SUPPLIED ENTRIES Start Marker
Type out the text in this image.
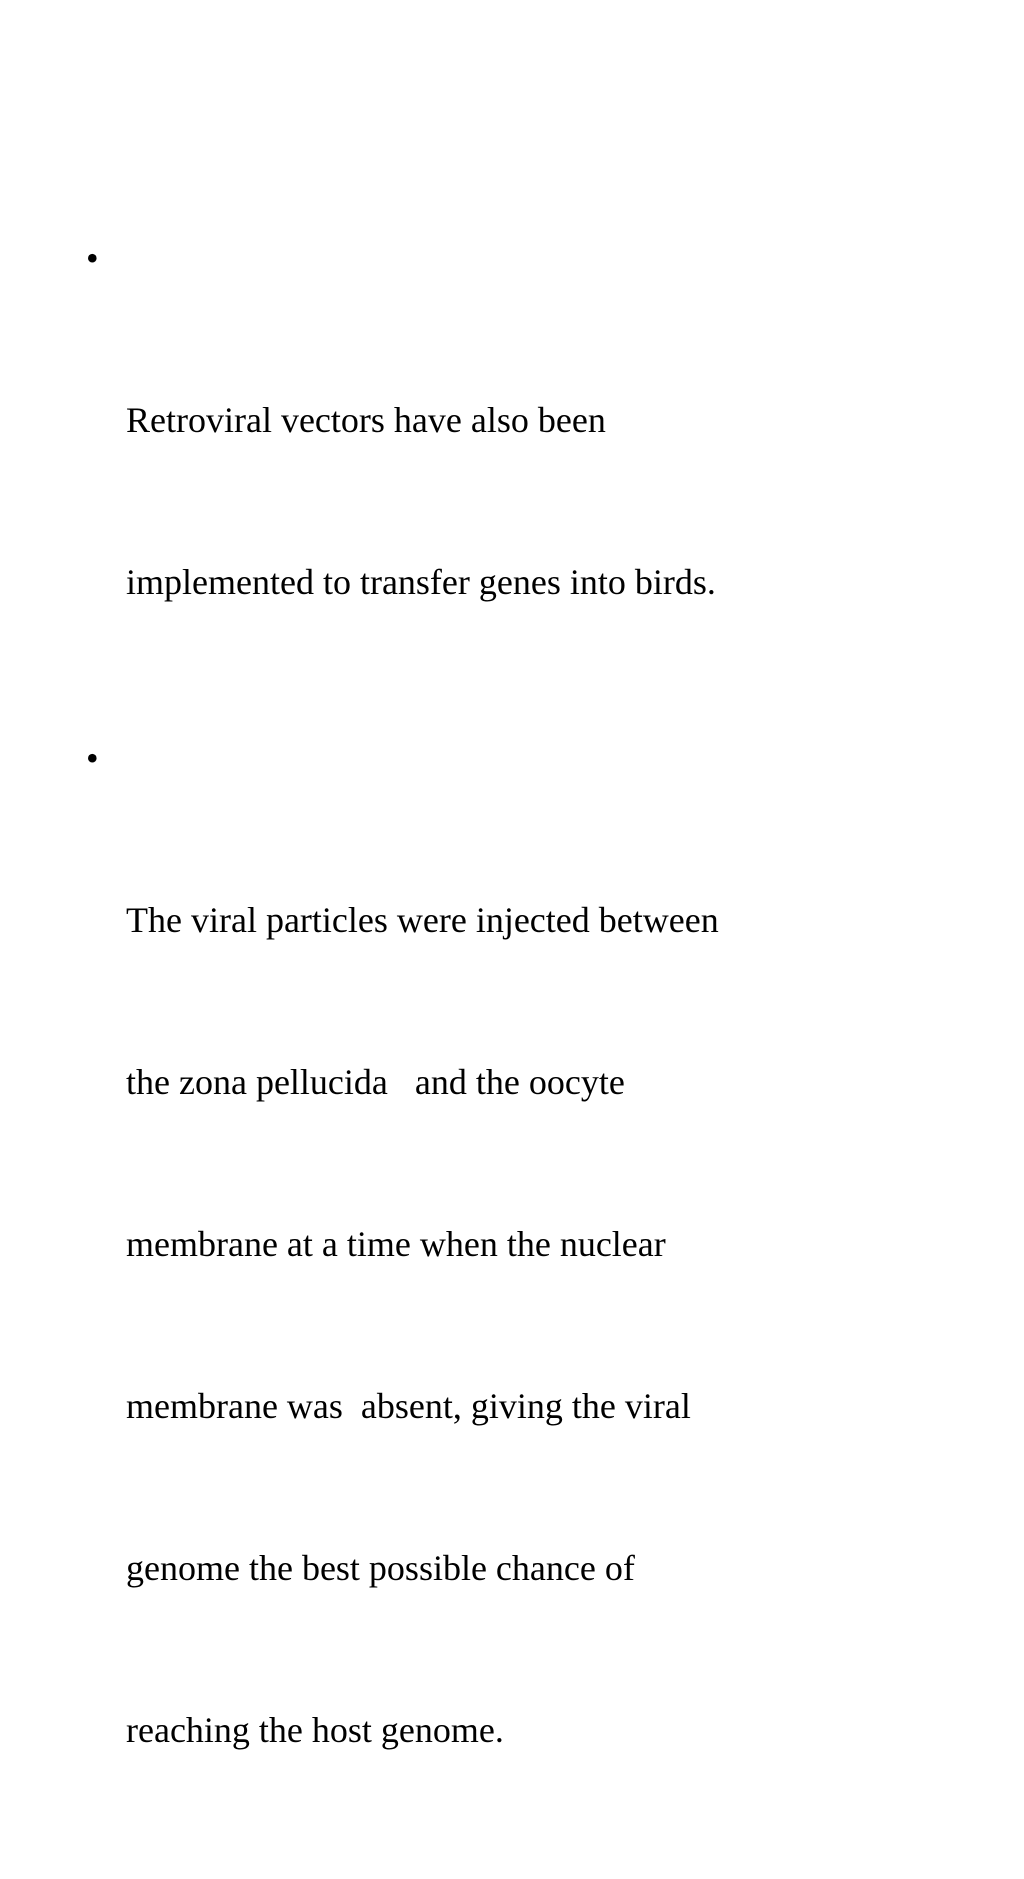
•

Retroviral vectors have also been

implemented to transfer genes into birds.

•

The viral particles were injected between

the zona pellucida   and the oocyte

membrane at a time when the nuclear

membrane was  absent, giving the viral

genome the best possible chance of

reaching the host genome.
SUPPLIED ENTRIES End Marker
SUPPLIED ENTRIES Start Marker
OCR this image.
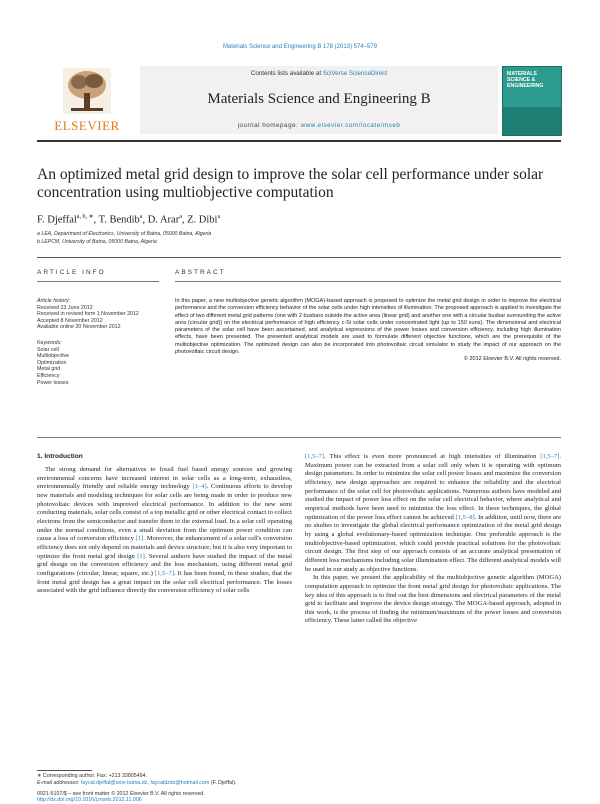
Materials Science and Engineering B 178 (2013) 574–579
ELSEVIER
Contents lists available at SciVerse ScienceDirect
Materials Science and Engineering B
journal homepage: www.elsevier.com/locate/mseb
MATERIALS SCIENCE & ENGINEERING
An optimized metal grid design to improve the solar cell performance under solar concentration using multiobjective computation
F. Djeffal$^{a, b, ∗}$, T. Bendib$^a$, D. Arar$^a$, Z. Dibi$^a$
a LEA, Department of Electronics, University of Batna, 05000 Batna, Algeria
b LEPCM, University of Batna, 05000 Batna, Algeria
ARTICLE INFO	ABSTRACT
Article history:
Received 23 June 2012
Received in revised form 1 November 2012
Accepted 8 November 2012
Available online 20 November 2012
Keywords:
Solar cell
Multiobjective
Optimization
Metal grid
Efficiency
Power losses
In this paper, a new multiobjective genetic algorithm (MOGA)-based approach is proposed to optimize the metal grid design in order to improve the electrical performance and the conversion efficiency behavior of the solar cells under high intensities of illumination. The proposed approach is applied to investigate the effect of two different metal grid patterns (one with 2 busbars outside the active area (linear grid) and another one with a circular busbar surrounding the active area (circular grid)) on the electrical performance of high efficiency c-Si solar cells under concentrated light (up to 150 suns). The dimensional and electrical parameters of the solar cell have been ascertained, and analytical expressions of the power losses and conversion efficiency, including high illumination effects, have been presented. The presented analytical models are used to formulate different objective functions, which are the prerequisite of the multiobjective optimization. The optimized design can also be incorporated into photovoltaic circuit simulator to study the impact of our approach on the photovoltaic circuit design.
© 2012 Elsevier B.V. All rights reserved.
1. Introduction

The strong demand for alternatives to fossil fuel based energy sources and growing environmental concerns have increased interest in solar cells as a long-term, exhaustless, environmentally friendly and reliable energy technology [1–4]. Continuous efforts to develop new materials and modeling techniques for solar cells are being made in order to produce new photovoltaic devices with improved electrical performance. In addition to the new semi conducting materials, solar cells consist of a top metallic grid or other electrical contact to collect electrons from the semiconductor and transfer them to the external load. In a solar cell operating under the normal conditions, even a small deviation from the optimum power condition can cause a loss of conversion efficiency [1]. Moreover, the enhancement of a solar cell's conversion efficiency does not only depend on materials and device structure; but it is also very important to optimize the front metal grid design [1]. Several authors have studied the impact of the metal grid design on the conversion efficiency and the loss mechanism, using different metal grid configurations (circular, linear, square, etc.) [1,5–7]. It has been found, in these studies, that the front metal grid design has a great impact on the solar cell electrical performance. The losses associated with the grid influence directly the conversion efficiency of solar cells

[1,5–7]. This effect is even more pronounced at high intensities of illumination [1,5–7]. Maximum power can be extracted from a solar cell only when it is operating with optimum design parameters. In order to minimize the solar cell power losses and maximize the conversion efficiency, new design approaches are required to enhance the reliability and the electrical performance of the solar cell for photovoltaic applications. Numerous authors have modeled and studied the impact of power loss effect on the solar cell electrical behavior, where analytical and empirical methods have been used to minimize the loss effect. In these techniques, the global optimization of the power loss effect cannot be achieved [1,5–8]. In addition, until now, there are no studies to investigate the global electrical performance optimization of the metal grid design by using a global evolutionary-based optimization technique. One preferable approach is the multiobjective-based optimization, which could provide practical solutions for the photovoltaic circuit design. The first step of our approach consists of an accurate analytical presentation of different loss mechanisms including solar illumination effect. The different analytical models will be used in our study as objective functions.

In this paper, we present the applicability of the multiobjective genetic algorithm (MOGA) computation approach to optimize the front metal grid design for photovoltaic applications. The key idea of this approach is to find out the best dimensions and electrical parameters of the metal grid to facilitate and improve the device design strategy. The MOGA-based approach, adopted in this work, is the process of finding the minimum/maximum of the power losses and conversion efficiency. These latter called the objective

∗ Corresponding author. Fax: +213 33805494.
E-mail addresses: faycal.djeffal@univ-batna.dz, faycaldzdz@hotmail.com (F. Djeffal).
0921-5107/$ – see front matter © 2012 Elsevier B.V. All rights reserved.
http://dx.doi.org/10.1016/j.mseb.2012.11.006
SUPPLIED ENTRIES End Marker
_EXERCISE GOAL_
Copy out every line from the data above that has "rights" in it.

_YOUR RESPONSE_
© 2012 Elsevier B.V. All rights reserved.
0921-5107/$ – see front matter © 2012 Elsevier B.V. All rights reserved.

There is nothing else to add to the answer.